* **Information supplied**

****************

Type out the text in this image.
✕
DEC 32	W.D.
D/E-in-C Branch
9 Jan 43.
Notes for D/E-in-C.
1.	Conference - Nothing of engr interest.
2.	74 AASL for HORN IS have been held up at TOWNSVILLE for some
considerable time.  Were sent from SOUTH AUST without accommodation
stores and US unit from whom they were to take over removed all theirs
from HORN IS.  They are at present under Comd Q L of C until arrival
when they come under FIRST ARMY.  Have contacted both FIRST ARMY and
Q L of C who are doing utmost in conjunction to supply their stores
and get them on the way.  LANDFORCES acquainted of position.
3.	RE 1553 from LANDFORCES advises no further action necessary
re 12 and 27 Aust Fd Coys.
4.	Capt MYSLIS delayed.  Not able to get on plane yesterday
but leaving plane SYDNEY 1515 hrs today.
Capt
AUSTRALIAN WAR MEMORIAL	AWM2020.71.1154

****************

* **Brief**
Select all lines in the listing that include the word "from".

* **Written answer**
considerable time.  Were sent from SOUTH AUST without accommodation
stores and US unit from whom they were to take over removed all theirs
from HORN IS.  They are at present under Comd Q L of C until arrival
3.	RE 1553 from LANDFORCES advises no further action necessary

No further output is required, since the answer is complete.